╭─ Data section

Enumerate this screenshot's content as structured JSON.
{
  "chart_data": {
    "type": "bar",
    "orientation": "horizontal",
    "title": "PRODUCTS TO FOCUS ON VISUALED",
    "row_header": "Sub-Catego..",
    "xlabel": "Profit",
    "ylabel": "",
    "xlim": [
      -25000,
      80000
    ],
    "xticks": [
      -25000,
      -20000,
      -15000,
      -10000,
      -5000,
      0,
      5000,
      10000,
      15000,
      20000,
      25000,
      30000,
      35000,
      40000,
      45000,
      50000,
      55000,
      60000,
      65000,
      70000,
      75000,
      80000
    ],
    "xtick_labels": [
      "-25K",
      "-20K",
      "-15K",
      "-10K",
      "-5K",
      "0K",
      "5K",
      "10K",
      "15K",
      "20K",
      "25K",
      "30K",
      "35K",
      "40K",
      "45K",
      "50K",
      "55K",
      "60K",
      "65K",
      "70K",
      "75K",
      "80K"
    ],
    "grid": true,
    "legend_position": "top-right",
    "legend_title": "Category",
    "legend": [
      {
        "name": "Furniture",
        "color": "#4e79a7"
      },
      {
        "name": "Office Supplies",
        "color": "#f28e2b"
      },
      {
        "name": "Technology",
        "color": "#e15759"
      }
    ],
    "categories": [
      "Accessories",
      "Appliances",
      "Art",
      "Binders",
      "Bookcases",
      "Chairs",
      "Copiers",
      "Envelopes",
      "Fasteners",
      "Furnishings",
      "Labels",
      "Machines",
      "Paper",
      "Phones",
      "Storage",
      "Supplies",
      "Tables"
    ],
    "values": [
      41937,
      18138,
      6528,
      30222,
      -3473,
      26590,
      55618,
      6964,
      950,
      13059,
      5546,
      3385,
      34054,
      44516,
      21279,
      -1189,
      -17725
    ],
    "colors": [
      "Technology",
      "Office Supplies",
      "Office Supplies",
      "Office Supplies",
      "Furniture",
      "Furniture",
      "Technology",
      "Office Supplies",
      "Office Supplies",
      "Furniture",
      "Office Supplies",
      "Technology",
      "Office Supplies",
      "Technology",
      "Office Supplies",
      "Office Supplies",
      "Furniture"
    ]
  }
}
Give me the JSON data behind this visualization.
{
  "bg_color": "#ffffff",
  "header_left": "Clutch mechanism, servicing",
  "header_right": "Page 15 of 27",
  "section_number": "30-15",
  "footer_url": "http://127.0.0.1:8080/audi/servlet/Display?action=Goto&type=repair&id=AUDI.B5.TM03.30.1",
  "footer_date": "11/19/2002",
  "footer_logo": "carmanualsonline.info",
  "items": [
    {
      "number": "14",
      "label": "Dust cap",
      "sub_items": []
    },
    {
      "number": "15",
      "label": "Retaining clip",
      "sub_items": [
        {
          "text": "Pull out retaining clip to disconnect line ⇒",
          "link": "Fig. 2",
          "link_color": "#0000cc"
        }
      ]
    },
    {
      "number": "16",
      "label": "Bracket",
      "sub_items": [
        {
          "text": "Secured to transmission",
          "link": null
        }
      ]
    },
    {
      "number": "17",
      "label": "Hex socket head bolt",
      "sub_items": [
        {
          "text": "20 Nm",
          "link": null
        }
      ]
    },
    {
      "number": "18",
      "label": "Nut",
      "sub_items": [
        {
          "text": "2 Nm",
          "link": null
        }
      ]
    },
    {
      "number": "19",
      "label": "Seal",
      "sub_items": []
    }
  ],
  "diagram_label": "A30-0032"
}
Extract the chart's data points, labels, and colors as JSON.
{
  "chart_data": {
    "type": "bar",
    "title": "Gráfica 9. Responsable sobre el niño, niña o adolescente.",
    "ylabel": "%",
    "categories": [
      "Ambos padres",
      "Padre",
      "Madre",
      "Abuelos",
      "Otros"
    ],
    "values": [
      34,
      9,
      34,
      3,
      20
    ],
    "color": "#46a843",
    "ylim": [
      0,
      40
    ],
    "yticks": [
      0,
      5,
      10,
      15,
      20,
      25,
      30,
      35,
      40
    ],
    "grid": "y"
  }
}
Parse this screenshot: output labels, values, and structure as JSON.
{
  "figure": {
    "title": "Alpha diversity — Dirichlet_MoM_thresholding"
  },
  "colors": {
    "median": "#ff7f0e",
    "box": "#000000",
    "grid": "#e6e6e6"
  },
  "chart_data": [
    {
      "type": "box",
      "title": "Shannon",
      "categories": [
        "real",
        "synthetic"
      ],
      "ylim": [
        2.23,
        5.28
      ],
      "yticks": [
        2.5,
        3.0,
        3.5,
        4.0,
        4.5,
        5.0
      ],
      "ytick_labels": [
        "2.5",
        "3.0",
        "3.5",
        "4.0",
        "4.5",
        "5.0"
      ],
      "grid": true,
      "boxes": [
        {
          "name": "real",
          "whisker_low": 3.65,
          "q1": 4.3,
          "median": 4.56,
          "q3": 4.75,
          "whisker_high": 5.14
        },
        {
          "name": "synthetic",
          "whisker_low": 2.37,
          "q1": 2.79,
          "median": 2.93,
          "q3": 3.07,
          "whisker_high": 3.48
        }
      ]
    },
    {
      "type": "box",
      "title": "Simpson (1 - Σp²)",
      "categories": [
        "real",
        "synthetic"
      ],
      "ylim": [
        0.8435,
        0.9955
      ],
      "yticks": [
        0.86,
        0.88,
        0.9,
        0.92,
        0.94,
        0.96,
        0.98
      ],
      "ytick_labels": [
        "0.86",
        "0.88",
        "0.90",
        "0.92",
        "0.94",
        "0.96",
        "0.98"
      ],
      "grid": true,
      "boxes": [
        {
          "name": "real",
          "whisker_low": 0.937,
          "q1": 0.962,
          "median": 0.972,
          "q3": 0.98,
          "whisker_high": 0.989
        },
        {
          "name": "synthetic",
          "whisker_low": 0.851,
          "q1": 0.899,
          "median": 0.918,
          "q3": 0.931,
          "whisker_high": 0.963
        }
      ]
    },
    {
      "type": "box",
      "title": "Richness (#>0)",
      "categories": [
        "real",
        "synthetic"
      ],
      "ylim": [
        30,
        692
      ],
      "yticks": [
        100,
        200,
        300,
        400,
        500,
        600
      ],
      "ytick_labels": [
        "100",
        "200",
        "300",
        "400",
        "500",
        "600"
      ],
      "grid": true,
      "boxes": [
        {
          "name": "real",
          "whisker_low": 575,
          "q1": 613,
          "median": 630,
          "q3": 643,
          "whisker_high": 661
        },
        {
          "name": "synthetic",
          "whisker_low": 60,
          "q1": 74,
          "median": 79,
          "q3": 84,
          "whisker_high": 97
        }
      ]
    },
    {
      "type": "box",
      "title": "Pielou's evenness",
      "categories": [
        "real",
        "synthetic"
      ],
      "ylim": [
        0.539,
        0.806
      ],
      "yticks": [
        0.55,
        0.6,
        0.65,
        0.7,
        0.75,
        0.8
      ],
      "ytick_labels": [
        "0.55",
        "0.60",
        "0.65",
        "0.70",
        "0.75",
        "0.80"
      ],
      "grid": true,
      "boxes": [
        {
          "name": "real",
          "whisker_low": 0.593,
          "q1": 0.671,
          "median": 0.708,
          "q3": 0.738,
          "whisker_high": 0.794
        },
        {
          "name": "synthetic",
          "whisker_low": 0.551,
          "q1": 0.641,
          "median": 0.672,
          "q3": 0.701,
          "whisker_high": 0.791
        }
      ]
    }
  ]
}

╰─

◆ Your instructions
Copy all of the data exactly.

◆ Task output
Enumerate this screenshot's content as structured JSON.
{
  "chart_data": {
    "type": "bar",
    "orientation": "horizontal",
    "title": "PRODUCTS TO FOCUS ON VISUALED",
    "row_header": "Sub-Catego..",
    "xlabel": "Profit",
    "ylabel": "",
    "xlim": [
      -25000,
      80000
    ],
    "xticks": [
      -25000,
      -20000,
      -15000,
      -10000,
      -5000,
      0,
      5000,
      10000,
      15000,
      20000,
      25000,
      30000,
      35000,
      40000,
      45000,
      50000,
      55000,
      60000,
      65000,
      70000,
      75000,
      80000
    ],
    "xtick_labels": [
      "-25K",
      "-20K",
      "-15K",
      "-10K",
      "-5K",
      "0K",
      "5K",
      "10K",
      "15K",
      "20K",
      "25K",
      "30K",
      "35K",
      "40K",
      "45K",
      "50K",
      "55K",
      "60K",
      "65K",
      "70K",
      "75K",
      "80K"
    ],
    "grid": true,
    "legend_position": "top-right",
    "legend_title": "Category",
    "legend": [
      {
        "name": "Furniture",
        "color": "#4e79a7"
      },
      {
        "name": "Office Supplies",
        "color": "#f28e2b"
      },
      {
        "name": "Technology",
        "color": "#e15759"
      }
    ],
    "categories": [
      "Accessories",
      "Appliances",
      "Art",
      "Binders",
      "Bookcases",
      "Chairs",
      "Copiers",
      "Envelopes",
      "Fasteners",
      "Furnishings",
      "Labels",
      "Machines",
      "Paper",
      "Phones",
      "Storage",
      "Supplies",
      "Tables"
    ],
    "values": [
      41937,
      18138,
      6528,
      30222,
      -3473,
      26590,
      55618,
      6964,
      950,
      13059,
      5546,
      3385,
      34054,
      44516,
      21279,
      -1189,
      -17725
    ],
    "colors": [
      "Technology",
      "Office Supplies",
      "Office Supplies",
      "Office Supplies",
      "Furniture",
      "Furniture",
      "Technology",
      "Office Supplies",
      "Office Supplies",
      "Furniture",
      "Office Supplies",
      "Technology",
      "Office Supplies",
      "Technology",
      "Office Supplies",
      "Office Supplies",
      "Furniture"
    ]
  }
}
Give me the JSON data behind this visualization.
{
  "bg_color": "#ffffff",
  "header_left": "Clutch mechanism, servicing",
  "header_right": "Page 15 of 27",
  "section_number": "30-15",
  "footer_url": "http://127.0.0.1:8080/audi/servlet/Display?action=Goto&type=repair&id=AUDI.B5.TM03.30.1",
  "footer_date": "11/19/2002",
  "footer_logo": "carmanualsonline.info",
  "items": [
    {
      "number": "14",
      "label": "Dust cap",
      "sub_items": []
    },
    {
      "number": "15",
      "label": "Retaining clip",
      "sub_items": [
        {
          "text": "Pull out retaining clip to disconnect line ⇒",
          "link": "Fig. 2",
          "link_color": "#0000cc"
        }
      ]
    },
    {
      "number": "16",
      "label": "Bracket",
      "sub_items": [
        {
          "text": "Secured to transmission",
          "link": null
        }
      ]
    },
    {
      "number": "17",
      "label": "Hex socket head bolt",
      "sub_items": [
        {
          "text": "20 Nm",
          "link": null
        }
      ]
    },
    {
      "number": "18",
      "label": "Nut",
      "sub_items": [
        {
          "text": "2 Nm",
          "link": null
        }
      ]
    },
    {
      "number": "19",
      "label": "Seal",
      "sub_items": []
    }
  ],
  "diagram_label": "A30-0032"
}
Extract the chart's data points, labels, and colors as JSON.
{
  "chart_data": {
    "type": "bar",
    "title": "Gráfica 9. Responsable sobre el niño, niña o adolescente.",
    "ylabel": "%",
    "categories": [
      "Ambos padres",
      "Padre",
      "Madre",
      "Abuelos",
      "Otros"
    ],
    "values": [
      34,
      9,
      34,
      3,
      20
    ],
    "color": "#46a843",
    "ylim": [
      0,
      40
    ],
    "yticks": [
      0,
      5,
      10,
      15,
      20,
      25,
      30,
      35,
      40
    ],
    "grid": "y"
  }
}
Parse this screenshot: output labels, values, and structure as JSON.
{
  "figure": {
    "title": "Alpha diversity — Dirichlet_MoM_thresholding"
  },
  "colors": {
    "median": "#ff7f0e",
    "box": "#000000",
    "grid": "#e6e6e6"
  },
  "chart_data": [
    {
      "type": "box",
      "title": "Shannon",
      "categories": [
        "real",
        "synthetic"
      ],
      "ylim": [
        2.23,
        5.28
      ],
      "yticks": [
        2.5,
        3.0,
        3.5,
        4.0,
        4.5,
        5.0
      ],
      "ytick_labels": [
        "2.5",
        "3.0",
        "3.5",
        "4.0",
        "4.5",
        "5.0"
      ],
      "grid": true,
      "boxes": [
        {
          "name": "real",
          "whisker_low": 3.65,
          "q1": 4.3,
          "median": 4.56,
          "q3": 4.75,
          "whisker_high": 5.14
        },
        {
          "name": "synthetic",
          "whisker_low": 2.37,
          "q1": 2.79,
          "median": 2.93,
          "q3": 3.07,
          "whisker_high": 3.48
        }
      ]
    },
    {
      "type": "box",
      "title": "Simpson (1 - Σp²)",
      "categories": [
        "real",
        "synthetic"
      ],
      "ylim": [
        0.8435,
        0.9955
      ],
      "yticks": [
        0.86,
        0.88,
        0.9,
        0.92,
        0.94,
        0.96,
        0.98
      ],
      "ytick_labels": [
        "0.86",
        "0.88",
        "0.90",
        "0.92",
        "0.94",
        "0.96",
        "0.98"
      ],
      "grid": true,
      "boxes": [
        {
          "name": "real",
          "whisker_low": 0.937,
          "q1": 0.962,
          "median": 0.972,
          "q3": 0.98,
          "whisker_high": 0.989
        },
        {
          "name": "synthetic",
          "whisker_low": 0.851,
          "q1": 0.899,
          "median": 0.918,
          "q3": 0.931,
          "whisker_high": 0.963
        }
      ]
    },
    {
      "type": "box",
      "title": "Richness (#>0)",
      "categories": [
        "real",
        "synthetic"
      ],
      "ylim": [
        30,
        692
      ],
      "yticks": [
        100,
        200,
        300,
        400,
        500,
        600
      ],
      "ytick_labels": [
        "100",
        "200",
        "300",
        "400",
        "500",
        "600"
      ],
      "grid": true,
      "boxes": [
        {
          "name": "real",
          "whisker_low": 575,
          "q1": 613,
          "median": 630,
          "q3": 643,
          "whisker_high": 661
        },
        {
          "name": "synthetic",
          "whisker_low": 60,
          "q1": 74,
          "median": 79,
          "q3": 84,
          "whisker_high": 97
        }
      ]
    },
    {
      "type": "box",
      "title": "Pielou's evenness",
      "categories": [
        "real",
        "synthetic"
      ],
      "ylim": [
        0.539,
        0.806
      ],
      "yticks": [
        0.55,
        0.6,
        0.65,
        0.7,
        0.75,
        0.8
      ],
      "ytick_labels": [
        "0.55",
        "0.60",
        "0.65",
        "0.70",
        "0.75",
        "0.80"
      ],
      "grid": true,
      "boxes": [
        {
          "name": "real",
          "whisker_low": 0.593,
          "q1": 0.671,
          "median": 0.708,
          "q3": 0.738,
          "whisker_high": 0.794
        },
        {
          "name": "synthetic",
          "whisker_low": 0.551,
          "q1": 0.641,
          "median": 0.672,
          "q3": 0.701,
          "whisker_high": 0.791
        }
      ]
    }
  ]
}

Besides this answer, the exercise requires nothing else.